Excerpted text:
━━━━━━

This is a preview language and VM feature.
Goals
This JEP provides for the declaration of identity-free value classes and
specifies the behavior of their instances, called value objects,
with respect to equality, synchronization, and other operations that
traditionally depend upon identity. To facilitate safe construction of value
objects, value classes make use of regulated
constructors.
Certain value-based classes in the standard library will become value classes when preview features are enabled.
At runtime, the HotSpot JVM will prefer inlining value objects where feasible. An inlined value object is encoded directly with its field values, avoiding any overhead from object headers, indirections, or heap allocation.
Non-Goals
This JEP allows for limited inlining of value objects in field and array
storage, but doesn't attempt to optimize the storage footprint by excluding
null
from the variable's value set. It also doesn't propose inlined storage
for variables whose encoding would exceed a natural atomic read/write size (such
as 64 bits). Improvements to value object storage will be pursued in a
separate JEP.
Values of the primitive types behave like value objects in many ways, but continue on as a distinct concept in the language model. Enhancements to the treatment of primitive types will be explored in Enhanced Primitive Boxing.
Future enhancements to the JVM are anticipated to support inlining of value objects within generic APIs. For now, generic APIs work with erased types and heap-allocated objects, as usual.
Motivation
Java's objects and classes offer powerful abstractions for representing data, including fields, methods, constructors, access control, and nominal subtyping. Every object also comes with identity, enabling features such as field mutation and locking.

━━━━━━

Stored records:

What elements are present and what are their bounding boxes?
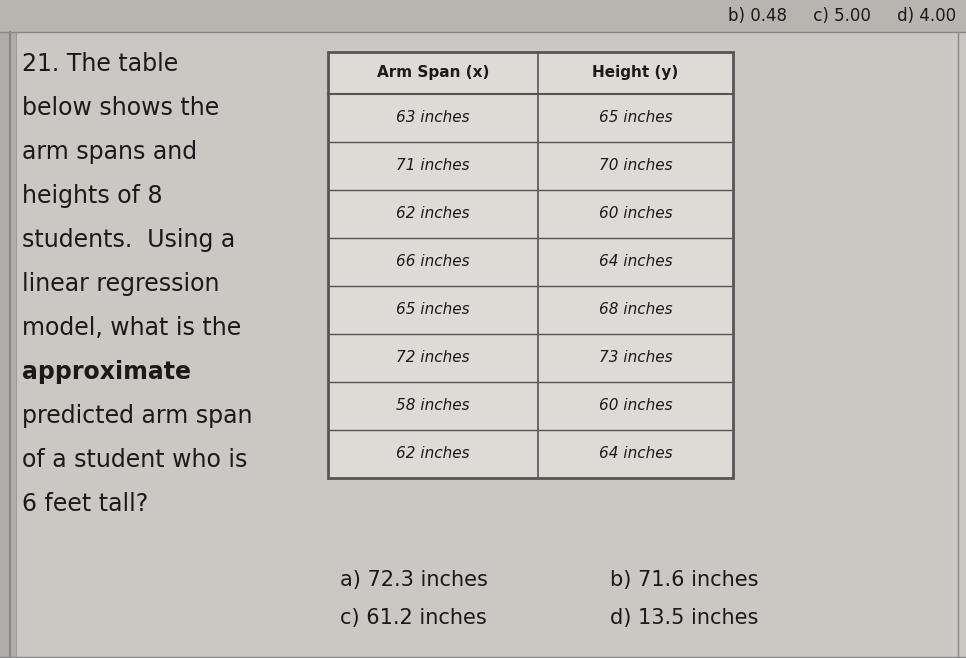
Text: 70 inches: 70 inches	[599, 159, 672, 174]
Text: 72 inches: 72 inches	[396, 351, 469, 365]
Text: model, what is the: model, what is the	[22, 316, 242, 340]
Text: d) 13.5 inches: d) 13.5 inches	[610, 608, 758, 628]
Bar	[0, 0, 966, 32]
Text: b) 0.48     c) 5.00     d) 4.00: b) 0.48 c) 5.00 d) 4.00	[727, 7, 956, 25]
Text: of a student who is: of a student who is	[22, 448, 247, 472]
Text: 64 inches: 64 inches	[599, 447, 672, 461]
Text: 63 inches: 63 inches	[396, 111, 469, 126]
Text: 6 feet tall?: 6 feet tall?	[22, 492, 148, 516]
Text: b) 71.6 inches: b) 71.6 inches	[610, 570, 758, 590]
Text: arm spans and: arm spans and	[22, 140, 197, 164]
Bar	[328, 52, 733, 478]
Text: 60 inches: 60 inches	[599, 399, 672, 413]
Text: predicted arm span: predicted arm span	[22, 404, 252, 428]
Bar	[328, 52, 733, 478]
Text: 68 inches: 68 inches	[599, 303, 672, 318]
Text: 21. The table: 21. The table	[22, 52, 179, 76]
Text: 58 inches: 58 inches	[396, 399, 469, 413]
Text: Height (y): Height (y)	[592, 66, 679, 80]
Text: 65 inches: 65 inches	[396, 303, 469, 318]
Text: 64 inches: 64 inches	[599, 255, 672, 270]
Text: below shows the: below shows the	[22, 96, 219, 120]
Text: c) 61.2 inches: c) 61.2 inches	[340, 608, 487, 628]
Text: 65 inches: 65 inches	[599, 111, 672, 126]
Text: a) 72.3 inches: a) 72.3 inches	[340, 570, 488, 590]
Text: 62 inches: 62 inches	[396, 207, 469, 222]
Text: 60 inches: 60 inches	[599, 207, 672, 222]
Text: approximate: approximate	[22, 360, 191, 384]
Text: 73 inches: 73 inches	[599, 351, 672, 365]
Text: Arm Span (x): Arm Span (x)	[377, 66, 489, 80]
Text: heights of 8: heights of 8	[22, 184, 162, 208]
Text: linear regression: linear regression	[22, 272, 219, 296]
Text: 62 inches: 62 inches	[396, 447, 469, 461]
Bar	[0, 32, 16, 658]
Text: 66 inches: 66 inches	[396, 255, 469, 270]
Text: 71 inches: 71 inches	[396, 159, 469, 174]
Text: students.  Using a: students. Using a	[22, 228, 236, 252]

━━━━━━

Given problem:
Pick up the text on Java value classes after its last sentence and keep writing it.

Result of the exercise:
Many classes don't take advantage of all of these features. In particular, a significant subset of classes don't have any use for identity—their field values can be permanently set on instantiation, their instances don't need to act as synchronization locks, and their preferred notion of equality makes no distinction between separately-allocated instances with matching field values. (For example, in the standard library, certain classes that discourage any dependency on identity have been designated value-based.)
At run time, support for identity can be expensive. It generally requires that an object's data be located at a particular memory location, packaged with metadata to support the full range of object functionality. As objects are shared between program components, data structures and garbage collectors end up with tangled, non-local webs of objects created at different times. Sometimes, JVM implementations can optimize around these constraints, but the resulting performance improvements can be unpredictable.
An alternative is to encode program data with primitive types. Primitive values
don't have identity, and so can be copied freely and encoded as compact bit
sequences. But programs that represent their data with primitive types give up
all the other abstractions provided by objects and classes. (For example, if a
geographic location is encoded as two float
s, there's no way to restrict the
valid range of values, keep matching pairs of float
s together, prevent
re-interpreting the values with the wrong units, or compatibly switch to a
double
-based encoding.)
Value classes provide programmers with a mechanism to opt out of object identity
without giving up the other features of Java classes. This avoids unwanted
degrees of freedom (like surprising ==
mismatches) and enables many of the
performance benefits of primitive types.
Description
The features described below are preview features, enabled with the
--enable-preview
compile-time and runtime flags.
Overview
A value object is a class instance that does not have identity. That is, a
value object does not have any particular memory address or any other property
to distinguish it from other instances of the same class whose fields have the
same values. Value objects cannot mutate their fields or be used for
synchronization. The ==
operator on value objects compares their fields. A
value class declaration introduces a class whose instances are value objects.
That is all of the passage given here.